Task objective
Count the lines containing "best" in the entries underneath, and state that count without anything else.

[Dataset rows]
..............................

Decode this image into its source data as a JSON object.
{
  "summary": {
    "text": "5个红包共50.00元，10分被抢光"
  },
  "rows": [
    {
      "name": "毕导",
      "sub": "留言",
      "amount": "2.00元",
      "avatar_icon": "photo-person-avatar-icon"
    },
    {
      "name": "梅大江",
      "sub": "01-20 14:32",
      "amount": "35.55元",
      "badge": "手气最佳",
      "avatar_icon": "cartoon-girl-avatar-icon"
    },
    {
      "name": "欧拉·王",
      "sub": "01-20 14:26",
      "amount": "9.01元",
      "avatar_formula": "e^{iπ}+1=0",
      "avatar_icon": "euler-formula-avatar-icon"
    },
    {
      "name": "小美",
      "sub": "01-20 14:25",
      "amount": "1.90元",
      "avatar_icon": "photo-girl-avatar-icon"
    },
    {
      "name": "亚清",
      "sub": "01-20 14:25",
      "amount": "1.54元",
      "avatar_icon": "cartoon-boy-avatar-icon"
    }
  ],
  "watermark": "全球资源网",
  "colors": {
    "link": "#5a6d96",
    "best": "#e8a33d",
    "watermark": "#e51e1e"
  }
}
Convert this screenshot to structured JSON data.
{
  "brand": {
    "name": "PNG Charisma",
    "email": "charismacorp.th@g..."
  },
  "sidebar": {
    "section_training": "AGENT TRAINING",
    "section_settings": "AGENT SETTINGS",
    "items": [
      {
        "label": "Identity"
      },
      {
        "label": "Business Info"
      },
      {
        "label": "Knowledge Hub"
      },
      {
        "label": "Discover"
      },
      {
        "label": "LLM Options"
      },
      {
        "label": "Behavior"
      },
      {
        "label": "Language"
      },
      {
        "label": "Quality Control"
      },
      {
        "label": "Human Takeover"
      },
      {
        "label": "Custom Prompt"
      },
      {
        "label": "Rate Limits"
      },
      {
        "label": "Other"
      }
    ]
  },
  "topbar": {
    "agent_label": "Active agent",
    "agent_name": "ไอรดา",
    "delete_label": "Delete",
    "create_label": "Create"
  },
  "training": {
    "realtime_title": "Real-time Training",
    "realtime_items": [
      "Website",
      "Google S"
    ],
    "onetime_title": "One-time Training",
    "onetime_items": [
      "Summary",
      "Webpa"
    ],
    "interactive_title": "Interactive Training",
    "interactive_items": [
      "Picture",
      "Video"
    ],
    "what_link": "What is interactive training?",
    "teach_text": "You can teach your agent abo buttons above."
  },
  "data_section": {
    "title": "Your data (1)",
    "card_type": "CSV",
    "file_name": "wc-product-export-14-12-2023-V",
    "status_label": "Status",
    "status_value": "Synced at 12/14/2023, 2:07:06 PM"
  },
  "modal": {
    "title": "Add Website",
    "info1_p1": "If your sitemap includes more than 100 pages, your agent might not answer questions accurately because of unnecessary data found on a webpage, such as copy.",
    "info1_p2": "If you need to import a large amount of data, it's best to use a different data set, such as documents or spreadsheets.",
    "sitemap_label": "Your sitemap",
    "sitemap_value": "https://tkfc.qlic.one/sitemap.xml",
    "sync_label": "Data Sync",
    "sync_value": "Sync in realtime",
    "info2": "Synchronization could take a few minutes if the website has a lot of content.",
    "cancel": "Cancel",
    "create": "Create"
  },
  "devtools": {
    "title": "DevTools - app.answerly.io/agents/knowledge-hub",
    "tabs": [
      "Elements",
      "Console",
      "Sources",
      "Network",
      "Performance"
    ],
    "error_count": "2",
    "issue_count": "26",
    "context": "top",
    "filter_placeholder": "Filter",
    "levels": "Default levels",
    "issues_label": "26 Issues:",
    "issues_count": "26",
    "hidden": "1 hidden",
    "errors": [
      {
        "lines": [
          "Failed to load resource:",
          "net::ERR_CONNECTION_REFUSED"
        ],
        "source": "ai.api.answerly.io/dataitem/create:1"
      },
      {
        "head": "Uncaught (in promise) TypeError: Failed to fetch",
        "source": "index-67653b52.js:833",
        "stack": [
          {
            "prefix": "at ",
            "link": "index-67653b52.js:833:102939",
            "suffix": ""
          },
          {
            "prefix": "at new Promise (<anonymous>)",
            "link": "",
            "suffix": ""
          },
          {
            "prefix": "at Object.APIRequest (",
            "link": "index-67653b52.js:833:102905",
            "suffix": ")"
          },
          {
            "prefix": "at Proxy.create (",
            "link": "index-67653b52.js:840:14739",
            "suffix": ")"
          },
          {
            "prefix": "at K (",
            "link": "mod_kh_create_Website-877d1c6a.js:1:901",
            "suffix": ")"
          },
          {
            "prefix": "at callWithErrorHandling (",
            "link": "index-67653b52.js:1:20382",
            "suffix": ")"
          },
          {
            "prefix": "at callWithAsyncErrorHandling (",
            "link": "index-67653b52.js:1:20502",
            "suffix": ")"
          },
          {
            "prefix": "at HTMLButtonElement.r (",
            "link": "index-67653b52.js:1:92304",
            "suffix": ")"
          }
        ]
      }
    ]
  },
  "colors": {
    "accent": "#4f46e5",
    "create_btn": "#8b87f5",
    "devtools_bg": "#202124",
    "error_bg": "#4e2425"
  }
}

..............................

Final result
2